● SUPPLIED DATA:
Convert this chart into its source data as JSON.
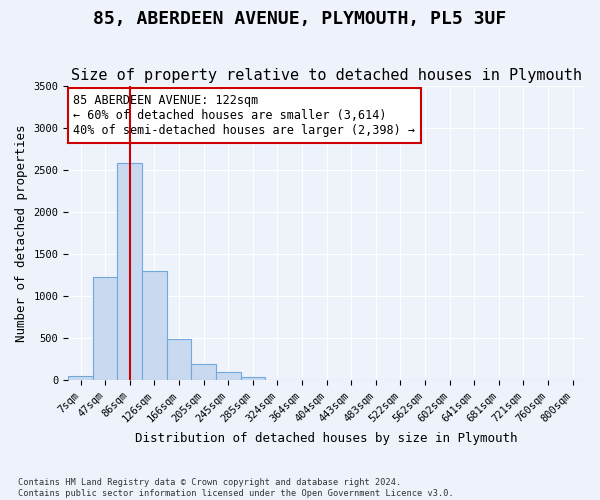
{
  "title": "85, ABERDEEN AVENUE, PLYMOUTH, PL5 3UF",
  "subtitle": "Size of property relative to detached houses in Plymouth",
  "xlabel": "Distribution of detached houses by size in Plymouth",
  "ylabel": "Number of detached properties",
  "footer_line1": "Contains HM Land Registry data © Crown copyright and database right 2024.",
  "footer_line2": "Contains public sector information licensed under the Open Government Licence v3.0.",
  "bin_labels": [
    "7sqm",
    "47sqm",
    "86sqm",
    "126sqm",
    "166sqm",
    "205sqm",
    "245sqm",
    "285sqm",
    "324sqm",
    "364sqm",
    "404sqm",
    "443sqm",
    "483sqm",
    "522sqm",
    "562sqm",
    "602sqm",
    "641sqm",
    "681sqm",
    "721sqm",
    "760sqm",
    "800sqm"
  ],
  "bar_values": [
    50,
    1230,
    2580,
    1300,
    490,
    200,
    95,
    45,
    5,
    0,
    0,
    0,
    0,
    0,
    0,
    0,
    0,
    0,
    0,
    0,
    0
  ],
  "bar_color": "#c9d9f0",
  "bar_edge_color": "#6fa8dc",
  "property_sqm": 122,
  "property_bin_index": 2,
  "annotation_text": "85 ABERDEEN AVENUE: 122sqm\n← 60% of detached houses are smaller (3,614)\n40% of semi-detached houses are larger (2,398) →",
  "annotation_box_color": "#ffffff",
  "annotation_box_edge_color": "#cc0000",
  "vline_color": "#cc0000",
  "ylim": [
    0,
    3500
  ],
  "yticks": [
    0,
    500,
    1000,
    1500,
    2000,
    2500,
    3000,
    3500
  ],
  "background_color": "#eef2fb",
  "plot_bg_color": "#eef2fb",
  "grid_color": "#ffffff",
  "title_fontsize": 13,
  "subtitle_fontsize": 11,
  "axis_label_fontsize": 9,
  "tick_fontsize": 7.5,
  "annotation_fontsize": 8.5
}
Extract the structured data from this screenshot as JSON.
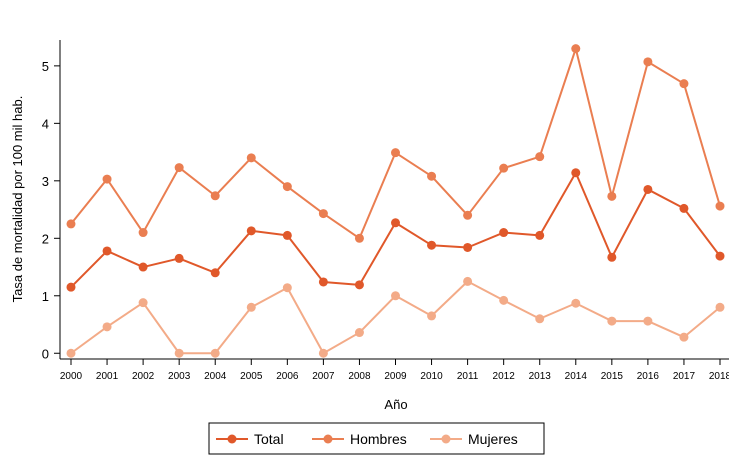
{
  "chart_data": {
    "type": "line",
    "xlabel": "Año",
    "ylabel": "Tasa de mortalidad por 100 mil hab.",
    "x": [
      "2000",
      "2001",
      "2002",
      "2003",
      "2004",
      "2005",
      "2006",
      "2007",
      "2008",
      "2009",
      "2010",
      "2011",
      "2012",
      "2013",
      "2014",
      "2015",
      "2016",
      "2017",
      "2018"
    ],
    "yticks": [
      0,
      1,
      2,
      3,
      4,
      5
    ],
    "ylim": [
      -0.1,
      5.45
    ],
    "grid": false,
    "legend_position": "bottom",
    "series": [
      {
        "name": "Total",
        "color": "#e0582a",
        "values": [
          1.15,
          1.78,
          1.5,
          1.65,
          1.4,
          2.13,
          2.05,
          1.24,
          1.19,
          2.27,
          1.88,
          1.84,
          2.1,
          2.05,
          3.14,
          1.67,
          2.85,
          2.52,
          1.69
        ]
      },
      {
        "name": "Hombres",
        "color": "#ea7e51",
        "values": [
          2.25,
          3.03,
          2.1,
          3.23,
          2.74,
          3.4,
          2.9,
          2.43,
          2.0,
          3.49,
          3.08,
          2.4,
          3.22,
          3.42,
          5.3,
          2.73,
          5.07,
          4.69,
          2.56
        ]
      },
      {
        "name": "Mujeres",
        "color": "#f3ab88",
        "values": [
          0.0,
          0.46,
          0.88,
          0.0,
          0.0,
          0.8,
          1.14,
          0.0,
          0.36,
          1.0,
          0.65,
          1.25,
          0.92,
          0.6,
          0.87,
          0.56,
          0.56,
          0.28,
          0.8
        ]
      }
    ]
  }
}
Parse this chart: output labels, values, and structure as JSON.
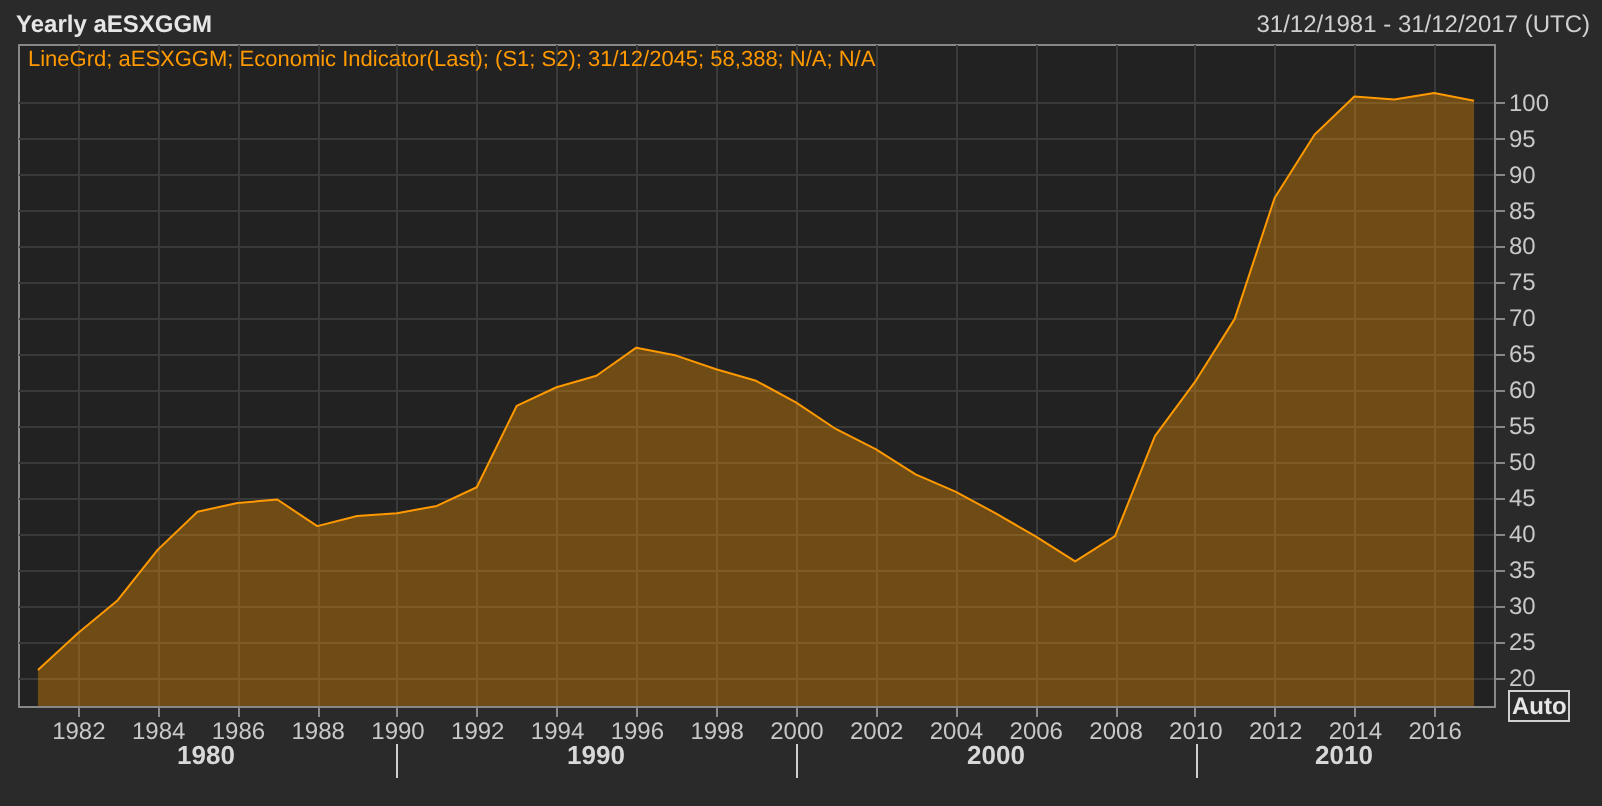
{
  "chart_data": {
    "type": "area",
    "title": "Yearly aESXGGM",
    "subtitle": "31/12/1981 - 31/12/2017 (UTC)",
    "annotations": [
      "Auto",
      "1980",
      "1990",
      "2000",
      "2010"
    ],
    "x": [
      1981,
      1982,
      1983,
      1984,
      1985,
      1986,
      1987,
      1988,
      1989,
      1990,
      1991,
      1992,
      1993,
      1994,
      1995,
      1996,
      1997,
      1998,
      1999,
      2000,
      2001,
      2002,
      2003,
      2004,
      2005,
      2006,
      2007,
      2008,
      2009,
      2010,
      2011,
      2012,
      2013,
      2014,
      2015,
      2016,
      2017
    ],
    "series": [
      {
        "name": "LineGrd; aESXGGM; Economic Indicator(Last); (S1; S2); 31/12/2045; 58,388; N/A; N/A",
        "color": "#ff9900",
        "values": [
          21,
          26.1,
          30.7,
          37.7,
          43.0,
          44.2,
          44.7,
          41.0,
          42.4,
          42.8,
          43.8,
          46.4,
          57.7,
          60.3,
          61.9,
          65.8,
          64.7,
          62.8,
          61.2,
          58.2,
          54.5,
          51.7,
          48.2,
          45.8,
          42.8,
          39.6,
          36.1,
          39.6,
          53.5,
          61.0,
          69.8,
          86.6,
          95.4,
          100.7,
          100.3,
          101.2,
          100.1
        ]
      }
    ],
    "xlim": [
      1980.5,
      2017.5
    ],
    "xticks": [
      1982,
      1984,
      1986,
      1988,
      1990,
      1992,
      1994,
      1996,
      1998,
      2000,
      2002,
      2004,
      2006,
      2008,
      2010,
      2012,
      2014,
      2016
    ],
    "ylim": [
      16,
      108
    ],
    "yticks": [
      20,
      25,
      30,
      35,
      40,
      45,
      50,
      55,
      60,
      65,
      70,
      75,
      80,
      85,
      90,
      95,
      100
    ],
    "grid": true,
    "legend": "top left"
  }
}
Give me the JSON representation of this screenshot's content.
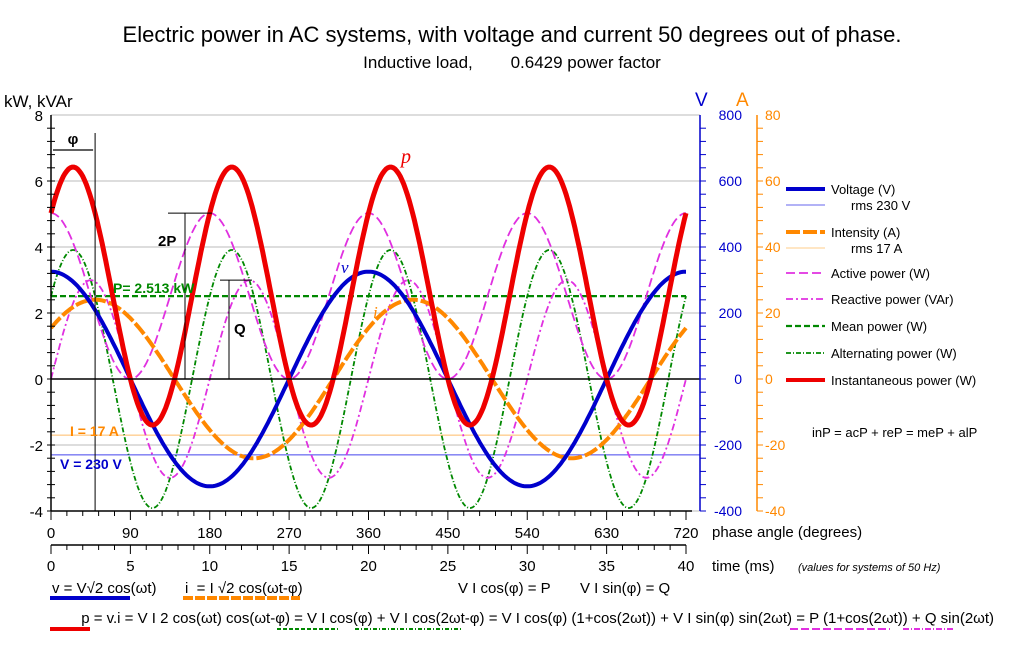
{
  "chart_data": {
    "type": "line",
    "title": "Electric power in AC systems, with voltage and current 50 degrees out of phase.",
    "subtitle": "Inductive load,        0.6429 power factor",
    "xlabel": "phase angle (degrees)",
    "x2label": "time (ms)",
    "x2note": "(values for systems of 50 Hz)",
    "ylabel_left": "kW, kVAr",
    "ylabel_v": "V",
    "ylabel_a": "A",
    "xlim": [
      0,
      720
    ],
    "ylim": [
      -4,
      8
    ],
    "ylim_v": [
      -400,
      800
    ],
    "ylim_a": [
      -40,
      80
    ],
    "x_ticks": [
      "0",
      "90",
      "180",
      "270",
      "360",
      "450",
      "540",
      "630",
      "720"
    ],
    "time_ticks": [
      "0",
      "5",
      "10",
      "15",
      "20",
      "25",
      "30",
      "35",
      "40"
    ],
    "y_ticks": [
      "-4",
      "-2",
      "0",
      "2",
      "4",
      "6",
      "8"
    ],
    "v_ticks": [
      "-400",
      "-200",
      "0",
      "200",
      "400",
      "600",
      "800"
    ],
    "a_ticks": [
      "-40",
      "-20",
      "0",
      "20",
      "40",
      "60",
      "80"
    ],
    "grid": true,
    "legend_position": "right",
    "params": {
      "V_rms": 230,
      "I_rms": 17,
      "phi_deg": 50,
      "P_kW": 2.513,
      "Q_kVAr": 2.995,
      "power_factor": 0.6429
    },
    "series": [
      {
        "name": "Voltage (V)",
        "sub": "rms 230 V",
        "color": "#0000cc",
        "formula": "325.3 cos(x) V",
        "amplitude": 325.3,
        "phase_deg": 0,
        "axis": "V"
      },
      {
        "name": "Intensity (A)",
        "sub": "rms 17 A",
        "color": "#ff8800",
        "formula": "24.04 cos(x-50) A",
        "amplitude": 24.04,
        "phase_deg": -50,
        "axis": "A"
      },
      {
        "name": "Active power (W)",
        "color": "#e030e0",
        "formula": "P (1+cos 2x)",
        "axis": "kW"
      },
      {
        "name": "Reactive power (VAr)",
        "color": "#e030e0",
        "formula": "Q sin 2x",
        "axis": "kW"
      },
      {
        "name": "Mean power (W)",
        "color": "#008800",
        "formula": "P",
        "axis": "kW"
      },
      {
        "name": "Alternating power (W)",
        "color": "#008800",
        "formula": "VI cos(2x-50)",
        "axis": "kW"
      },
      {
        "name": "Instantaneous power (W)",
        "color": "#ee0000",
        "formula": "v·i",
        "axis": "kW"
      }
    ],
    "annotations": {
      "phi": "φ",
      "two_p": "2P",
      "q": "Q",
      "p_label": "P= 2.513 kW",
      "i_rms": "I = 17 A",
      "v_rms": "V = 230 V",
      "curve_p": "p",
      "curve_v": "v",
      "curve_i": "i",
      "identity": "inP = acP + reP = meP + alP"
    }
  },
  "formulas": {
    "v": "v = V√2 cos(ωt)",
    "i": "i  = I √2 cos(ωt-φ)",
    "p_eq": "V I cos(φ) = P",
    "q_eq": "V I sin(φ) = Q",
    "line2": [
      "p = v.i",
      " = V I 2 cos(ωt) cos(ωt-φ) = ",
      "V I cos(φ)",
      " + ",
      "V I cos(2ωt-φ)",
      " = V I cos(φ) (1+cos(2ωt)) + V I sin(φ) sin(2ωt) = ",
      "P (1+cos(2ωt))",
      " + ",
      "Q sin(2ωt)"
    ]
  }
}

● SET EXERCISE: From the material, report only how many lines include the word "right".

● TASK RESULT: 2